> Objective
Look through the lines below and extract each one that contains "title".

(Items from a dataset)
⁂

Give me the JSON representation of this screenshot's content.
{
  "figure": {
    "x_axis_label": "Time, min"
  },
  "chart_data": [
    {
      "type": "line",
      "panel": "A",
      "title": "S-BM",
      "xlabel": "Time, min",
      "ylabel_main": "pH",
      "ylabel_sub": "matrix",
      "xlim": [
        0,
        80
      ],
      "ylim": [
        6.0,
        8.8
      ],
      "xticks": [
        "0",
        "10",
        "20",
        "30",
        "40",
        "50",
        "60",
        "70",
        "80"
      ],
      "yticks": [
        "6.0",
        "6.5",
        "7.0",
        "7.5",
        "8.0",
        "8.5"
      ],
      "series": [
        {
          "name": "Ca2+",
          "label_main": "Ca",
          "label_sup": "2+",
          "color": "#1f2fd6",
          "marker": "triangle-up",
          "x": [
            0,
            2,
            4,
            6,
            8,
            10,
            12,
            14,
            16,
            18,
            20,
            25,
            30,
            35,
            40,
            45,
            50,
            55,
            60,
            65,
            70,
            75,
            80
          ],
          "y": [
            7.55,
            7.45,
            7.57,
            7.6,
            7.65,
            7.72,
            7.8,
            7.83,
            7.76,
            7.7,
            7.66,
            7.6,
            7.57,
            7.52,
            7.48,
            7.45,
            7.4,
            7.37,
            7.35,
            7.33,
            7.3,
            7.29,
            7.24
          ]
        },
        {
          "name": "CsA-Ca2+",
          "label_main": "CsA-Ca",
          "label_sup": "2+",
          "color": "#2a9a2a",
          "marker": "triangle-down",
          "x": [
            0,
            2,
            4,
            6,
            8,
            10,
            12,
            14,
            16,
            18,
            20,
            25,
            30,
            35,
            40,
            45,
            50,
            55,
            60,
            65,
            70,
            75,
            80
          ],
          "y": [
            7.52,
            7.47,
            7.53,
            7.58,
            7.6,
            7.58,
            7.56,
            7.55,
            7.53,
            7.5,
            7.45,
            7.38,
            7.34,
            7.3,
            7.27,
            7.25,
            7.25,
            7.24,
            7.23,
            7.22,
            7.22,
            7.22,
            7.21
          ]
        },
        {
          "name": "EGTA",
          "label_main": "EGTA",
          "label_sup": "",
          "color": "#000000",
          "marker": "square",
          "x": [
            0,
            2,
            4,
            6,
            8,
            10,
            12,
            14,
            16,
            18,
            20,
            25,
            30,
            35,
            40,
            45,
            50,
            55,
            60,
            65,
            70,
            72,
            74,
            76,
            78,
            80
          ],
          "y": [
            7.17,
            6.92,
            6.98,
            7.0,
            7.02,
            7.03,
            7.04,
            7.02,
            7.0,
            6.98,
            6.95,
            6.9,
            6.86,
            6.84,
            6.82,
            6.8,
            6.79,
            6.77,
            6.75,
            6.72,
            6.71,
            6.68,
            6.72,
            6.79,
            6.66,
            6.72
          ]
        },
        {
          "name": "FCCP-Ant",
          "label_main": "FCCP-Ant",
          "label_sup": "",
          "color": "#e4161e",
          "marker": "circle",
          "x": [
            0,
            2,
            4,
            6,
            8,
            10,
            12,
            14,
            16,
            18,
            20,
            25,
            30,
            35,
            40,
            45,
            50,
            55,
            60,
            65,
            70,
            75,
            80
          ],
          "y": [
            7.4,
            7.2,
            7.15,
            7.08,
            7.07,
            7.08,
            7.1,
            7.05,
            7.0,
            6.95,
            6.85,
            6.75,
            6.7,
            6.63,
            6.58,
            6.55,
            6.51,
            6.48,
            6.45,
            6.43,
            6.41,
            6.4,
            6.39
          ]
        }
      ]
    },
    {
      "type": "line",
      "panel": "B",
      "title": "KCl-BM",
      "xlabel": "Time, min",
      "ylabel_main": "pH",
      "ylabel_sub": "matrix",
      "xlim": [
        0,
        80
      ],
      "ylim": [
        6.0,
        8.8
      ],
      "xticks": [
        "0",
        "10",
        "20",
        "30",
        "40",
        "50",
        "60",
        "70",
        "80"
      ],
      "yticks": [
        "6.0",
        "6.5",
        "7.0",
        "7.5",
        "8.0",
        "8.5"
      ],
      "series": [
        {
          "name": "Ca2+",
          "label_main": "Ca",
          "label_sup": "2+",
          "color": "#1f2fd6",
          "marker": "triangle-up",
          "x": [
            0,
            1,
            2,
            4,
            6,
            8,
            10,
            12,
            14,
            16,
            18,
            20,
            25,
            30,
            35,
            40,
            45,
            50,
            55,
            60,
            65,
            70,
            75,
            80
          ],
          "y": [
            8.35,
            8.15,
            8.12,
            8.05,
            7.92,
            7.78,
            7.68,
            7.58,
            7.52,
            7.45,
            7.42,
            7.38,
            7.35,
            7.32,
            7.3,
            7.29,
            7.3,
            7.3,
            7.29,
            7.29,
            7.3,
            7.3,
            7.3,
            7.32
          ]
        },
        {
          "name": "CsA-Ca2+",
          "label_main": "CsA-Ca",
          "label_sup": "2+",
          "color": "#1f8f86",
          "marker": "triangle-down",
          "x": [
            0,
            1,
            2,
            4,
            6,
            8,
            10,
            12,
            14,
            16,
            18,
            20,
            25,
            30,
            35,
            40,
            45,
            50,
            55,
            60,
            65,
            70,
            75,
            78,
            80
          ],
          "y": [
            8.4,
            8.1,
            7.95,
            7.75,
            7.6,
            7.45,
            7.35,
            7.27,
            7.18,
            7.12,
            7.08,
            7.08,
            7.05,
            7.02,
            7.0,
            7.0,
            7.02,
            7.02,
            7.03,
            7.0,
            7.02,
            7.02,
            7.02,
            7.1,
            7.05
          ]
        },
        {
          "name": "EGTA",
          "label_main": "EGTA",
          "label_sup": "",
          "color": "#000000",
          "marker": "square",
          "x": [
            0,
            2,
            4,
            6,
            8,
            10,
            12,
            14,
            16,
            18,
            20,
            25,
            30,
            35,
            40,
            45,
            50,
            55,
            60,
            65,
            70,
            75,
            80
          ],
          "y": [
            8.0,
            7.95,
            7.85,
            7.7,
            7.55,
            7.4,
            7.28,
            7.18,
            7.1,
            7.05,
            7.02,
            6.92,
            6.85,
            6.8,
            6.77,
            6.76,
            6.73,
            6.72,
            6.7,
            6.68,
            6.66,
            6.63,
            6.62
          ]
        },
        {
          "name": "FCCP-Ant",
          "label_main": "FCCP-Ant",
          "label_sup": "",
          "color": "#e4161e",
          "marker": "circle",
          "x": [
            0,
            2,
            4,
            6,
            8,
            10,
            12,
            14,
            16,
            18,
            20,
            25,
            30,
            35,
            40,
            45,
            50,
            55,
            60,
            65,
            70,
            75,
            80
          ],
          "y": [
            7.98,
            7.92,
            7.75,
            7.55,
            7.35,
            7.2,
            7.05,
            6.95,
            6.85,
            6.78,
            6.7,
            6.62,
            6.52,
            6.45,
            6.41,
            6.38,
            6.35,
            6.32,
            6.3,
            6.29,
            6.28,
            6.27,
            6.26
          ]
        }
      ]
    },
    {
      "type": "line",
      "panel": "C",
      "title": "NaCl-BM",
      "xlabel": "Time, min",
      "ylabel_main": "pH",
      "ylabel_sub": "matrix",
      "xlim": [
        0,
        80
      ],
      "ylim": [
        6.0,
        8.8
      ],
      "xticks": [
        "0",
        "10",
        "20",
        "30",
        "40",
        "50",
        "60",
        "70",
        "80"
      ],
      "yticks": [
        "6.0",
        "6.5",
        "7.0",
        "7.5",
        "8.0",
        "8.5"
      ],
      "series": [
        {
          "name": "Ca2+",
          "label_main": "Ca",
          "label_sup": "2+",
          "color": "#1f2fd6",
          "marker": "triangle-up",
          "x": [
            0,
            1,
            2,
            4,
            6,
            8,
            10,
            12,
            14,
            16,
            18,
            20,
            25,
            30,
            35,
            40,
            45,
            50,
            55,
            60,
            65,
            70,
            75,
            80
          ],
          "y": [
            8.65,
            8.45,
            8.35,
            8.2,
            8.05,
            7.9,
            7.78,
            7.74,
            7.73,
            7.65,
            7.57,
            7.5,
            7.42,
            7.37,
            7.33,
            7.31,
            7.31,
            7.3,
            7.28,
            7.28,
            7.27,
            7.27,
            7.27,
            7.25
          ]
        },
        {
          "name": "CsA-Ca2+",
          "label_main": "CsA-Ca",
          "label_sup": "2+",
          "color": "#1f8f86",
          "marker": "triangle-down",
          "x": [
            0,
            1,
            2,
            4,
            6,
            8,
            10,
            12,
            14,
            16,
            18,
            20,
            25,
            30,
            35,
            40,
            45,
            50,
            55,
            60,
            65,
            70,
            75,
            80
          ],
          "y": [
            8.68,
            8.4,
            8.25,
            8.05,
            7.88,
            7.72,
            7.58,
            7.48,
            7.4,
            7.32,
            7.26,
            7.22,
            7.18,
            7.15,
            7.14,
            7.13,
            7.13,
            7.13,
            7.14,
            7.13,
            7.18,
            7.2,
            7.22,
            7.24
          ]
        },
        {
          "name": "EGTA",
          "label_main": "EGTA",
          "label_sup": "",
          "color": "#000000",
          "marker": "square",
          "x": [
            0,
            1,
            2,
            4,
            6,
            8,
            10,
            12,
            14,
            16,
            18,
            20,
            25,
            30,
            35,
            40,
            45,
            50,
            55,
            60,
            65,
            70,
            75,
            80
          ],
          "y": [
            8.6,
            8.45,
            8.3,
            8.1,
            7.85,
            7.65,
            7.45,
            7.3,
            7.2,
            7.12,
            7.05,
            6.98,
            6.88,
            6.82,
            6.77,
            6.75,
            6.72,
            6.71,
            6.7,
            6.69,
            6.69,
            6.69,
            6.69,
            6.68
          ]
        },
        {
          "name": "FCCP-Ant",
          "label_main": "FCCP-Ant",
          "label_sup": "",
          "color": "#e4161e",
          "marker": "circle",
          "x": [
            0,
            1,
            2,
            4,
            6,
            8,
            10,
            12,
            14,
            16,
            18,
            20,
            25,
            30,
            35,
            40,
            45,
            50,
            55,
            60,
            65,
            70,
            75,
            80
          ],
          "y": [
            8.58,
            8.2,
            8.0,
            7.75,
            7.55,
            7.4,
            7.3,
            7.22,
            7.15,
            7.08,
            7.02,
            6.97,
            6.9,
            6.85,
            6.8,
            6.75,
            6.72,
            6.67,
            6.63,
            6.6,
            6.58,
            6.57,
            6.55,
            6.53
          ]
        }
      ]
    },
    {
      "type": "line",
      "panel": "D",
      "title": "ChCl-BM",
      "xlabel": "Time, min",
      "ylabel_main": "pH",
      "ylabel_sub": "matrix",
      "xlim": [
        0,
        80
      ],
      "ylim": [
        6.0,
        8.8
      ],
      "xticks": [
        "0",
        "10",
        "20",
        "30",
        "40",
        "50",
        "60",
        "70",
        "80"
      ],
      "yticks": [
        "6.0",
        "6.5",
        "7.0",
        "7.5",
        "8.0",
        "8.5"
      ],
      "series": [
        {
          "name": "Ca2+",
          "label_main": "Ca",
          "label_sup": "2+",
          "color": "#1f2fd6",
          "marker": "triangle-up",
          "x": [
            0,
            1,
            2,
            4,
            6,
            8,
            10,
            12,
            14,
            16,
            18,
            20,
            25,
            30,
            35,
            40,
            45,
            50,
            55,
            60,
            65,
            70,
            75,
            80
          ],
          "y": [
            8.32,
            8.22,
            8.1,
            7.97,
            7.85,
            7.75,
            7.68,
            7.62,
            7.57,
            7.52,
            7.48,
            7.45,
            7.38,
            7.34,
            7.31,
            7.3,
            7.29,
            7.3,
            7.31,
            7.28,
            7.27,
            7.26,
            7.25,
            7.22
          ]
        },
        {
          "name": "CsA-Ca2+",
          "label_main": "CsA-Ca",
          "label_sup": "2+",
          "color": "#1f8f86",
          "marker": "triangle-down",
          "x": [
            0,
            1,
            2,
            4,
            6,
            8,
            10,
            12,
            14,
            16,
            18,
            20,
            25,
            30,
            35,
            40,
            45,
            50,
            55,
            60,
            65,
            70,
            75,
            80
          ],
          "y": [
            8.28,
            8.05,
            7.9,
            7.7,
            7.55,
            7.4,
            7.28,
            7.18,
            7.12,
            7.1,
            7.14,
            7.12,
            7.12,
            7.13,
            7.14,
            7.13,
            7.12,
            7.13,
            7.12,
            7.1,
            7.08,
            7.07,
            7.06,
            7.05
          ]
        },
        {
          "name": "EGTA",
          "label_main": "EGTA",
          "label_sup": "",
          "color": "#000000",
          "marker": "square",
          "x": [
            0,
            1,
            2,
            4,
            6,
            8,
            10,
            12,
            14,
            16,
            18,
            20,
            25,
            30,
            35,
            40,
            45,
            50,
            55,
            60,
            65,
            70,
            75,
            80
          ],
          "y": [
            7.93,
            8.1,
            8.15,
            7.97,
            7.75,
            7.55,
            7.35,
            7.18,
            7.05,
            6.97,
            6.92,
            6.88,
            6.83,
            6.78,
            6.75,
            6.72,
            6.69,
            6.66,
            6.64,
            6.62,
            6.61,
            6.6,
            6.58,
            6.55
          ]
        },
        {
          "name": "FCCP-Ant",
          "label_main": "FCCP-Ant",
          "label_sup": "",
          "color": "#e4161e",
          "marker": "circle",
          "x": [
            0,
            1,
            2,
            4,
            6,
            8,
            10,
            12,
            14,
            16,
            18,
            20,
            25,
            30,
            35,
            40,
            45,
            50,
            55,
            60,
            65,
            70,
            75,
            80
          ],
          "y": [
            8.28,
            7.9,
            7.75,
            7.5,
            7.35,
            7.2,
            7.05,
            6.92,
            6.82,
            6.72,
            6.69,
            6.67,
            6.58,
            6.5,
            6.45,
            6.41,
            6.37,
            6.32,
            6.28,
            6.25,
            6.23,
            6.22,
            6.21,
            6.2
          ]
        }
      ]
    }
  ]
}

⁂

> Exercise answer
      "title": "S-BM",
      "title": "KCl-BM",
      "title": "NaCl-BM",
      "title": "ChCl-BM",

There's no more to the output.